Goal of the exercise:
Transcribe all of the material below word for word and leave out its pictures.
--- begin Records supplied ---
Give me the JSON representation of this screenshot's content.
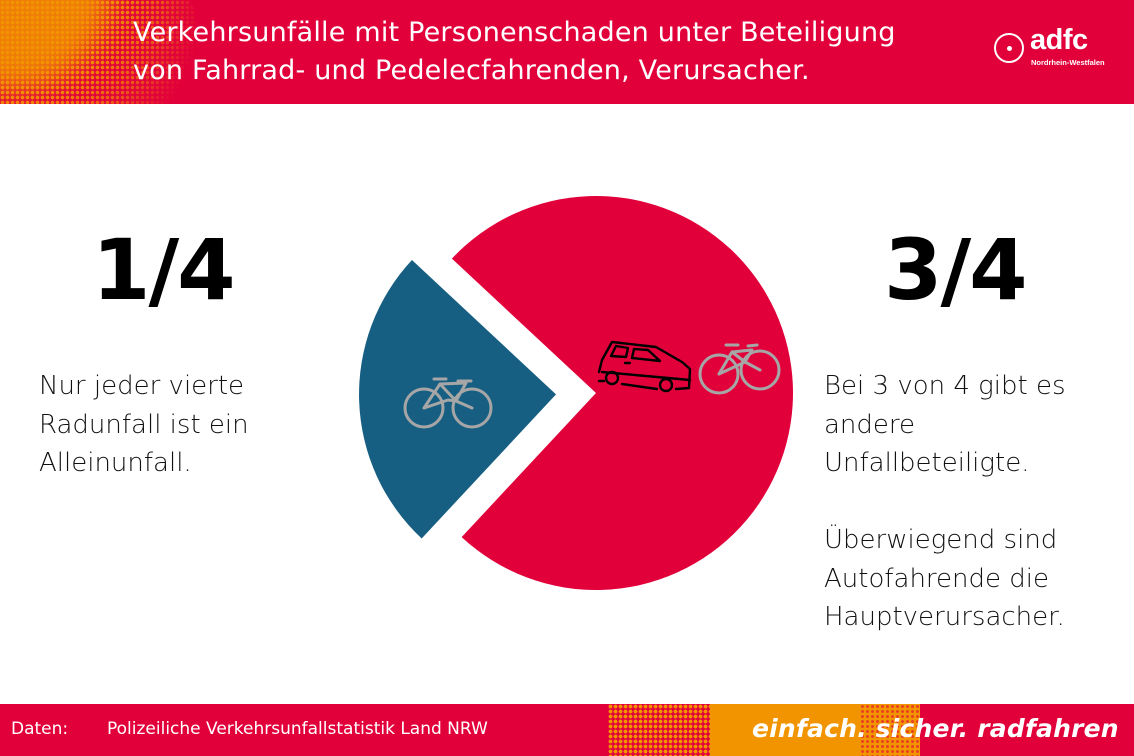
{
  "header": {
    "title_lines": [
      "Verkehrsunfälle mit Personenschaden unter Beteiligung",
      "von Fahrrad- und Pedelecfahrenden, Verursacher."
    ],
    "logo": {
      "name": "adfc",
      "subtitle": "Nordrhein-Westfalen"
    },
    "brand_color": "#e2003b",
    "accent_color": "#f29400"
  },
  "left_panel": {
    "fraction": "1/4",
    "description_lines": [
      "Nur jeder vierte",
      "Radunfall ist ein",
      "Alleinunfall."
    ]
  },
  "right_panel": {
    "fraction": "3/4",
    "description_lines": [
      "Bei 3 von 4 gibt es",
      "andere",
      "Unfallbeteiligte."
    ],
    "description2_lines": [
      "Überwiegend sind",
      "Autofahrende die",
      "Hauptverursacher."
    ]
  },
  "chart_data": {
    "type": "pie",
    "title": "Verkehrsunfälle mit Personenschaden unter Beteiligung von Fahrrad- und Pedelecfahrenden, Verursacher.",
    "legend": "none",
    "slices": [
      {
        "label": "Alleinunfall",
        "value": 0.25,
        "display": "1/4",
        "color": "#175f82",
        "icon": "bicycle-icon",
        "exploded": true
      },
      {
        "label": "Andere Unfallbeteiligte",
        "value": 0.75,
        "display": "3/4",
        "color": "#e2003b",
        "icon": "car-and-bicycle-icon",
        "exploded": false
      }
    ],
    "start_angle_deg": 137,
    "direction": "counterclockwise-from-east"
  },
  "footer": {
    "label": "Daten:",
    "source": "Polizeiliche Verkehrsunfallstatistik Land NRW",
    "slogan": "einfach. sicher. radfahren"
  }
}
--- end Records supplied ---
Output for this exercise:
Give me the JSON representation of this screenshot's content.
{
  "header": {
    "title_lines": [
      "Verkehrsunfälle mit Personenschaden unter Beteiligung",
      "von Fahrrad- und Pedelecfahrenden, Verursacher."
    ],
    "logo": {
      "name": "adfc",
      "subtitle": "Nordrhein-Westfalen"
    },
    "brand_color": "#e2003b",
    "accent_color": "#f29400"
  },
  "left_panel": {
    "fraction": "1/4",
    "description_lines": [
      "Nur jeder vierte",
      "Radunfall ist ein",
      "Alleinunfall."
    ]
  },
  "right_panel": {
    "fraction": "3/4",
    "description_lines": [
      "Bei 3 von 4 gibt es",
      "andere",
      "Unfallbeteiligte."
    ],
    "description2_lines": [
      "Überwiegend sind",
      "Autofahrende die",
      "Hauptverursacher."
    ]
  },
  "chart_data": {
    "type": "pie",
    "title": "Verkehrsunfälle mit Personenschaden unter Beteiligung von Fahrrad- und Pedelecfahrenden, Verursacher.",
    "legend": "none",
    "slices": [
      {
        "label": "Alleinunfall",
        "value": 0.25,
        "display": "1/4",
        "color": "#175f82",
        "icon": "bicycle-icon",
        "exploded": true
      },
      {
        "label": "Andere Unfallbeteiligte",
        "value": 0.75,
        "display": "3/4",
        "color": "#e2003b",
        "icon": "car-and-bicycle-icon",
        "exploded": false
      }
    ],
    "start_angle_deg": 137,
    "direction": "counterclockwise-from-east"
  },
  "footer": {
    "label": "Daten:",
    "source": "Polizeiliche Verkehrsunfallstatistik Land NRW",
    "slogan": "einfach. sicher. radfahren"
  }
}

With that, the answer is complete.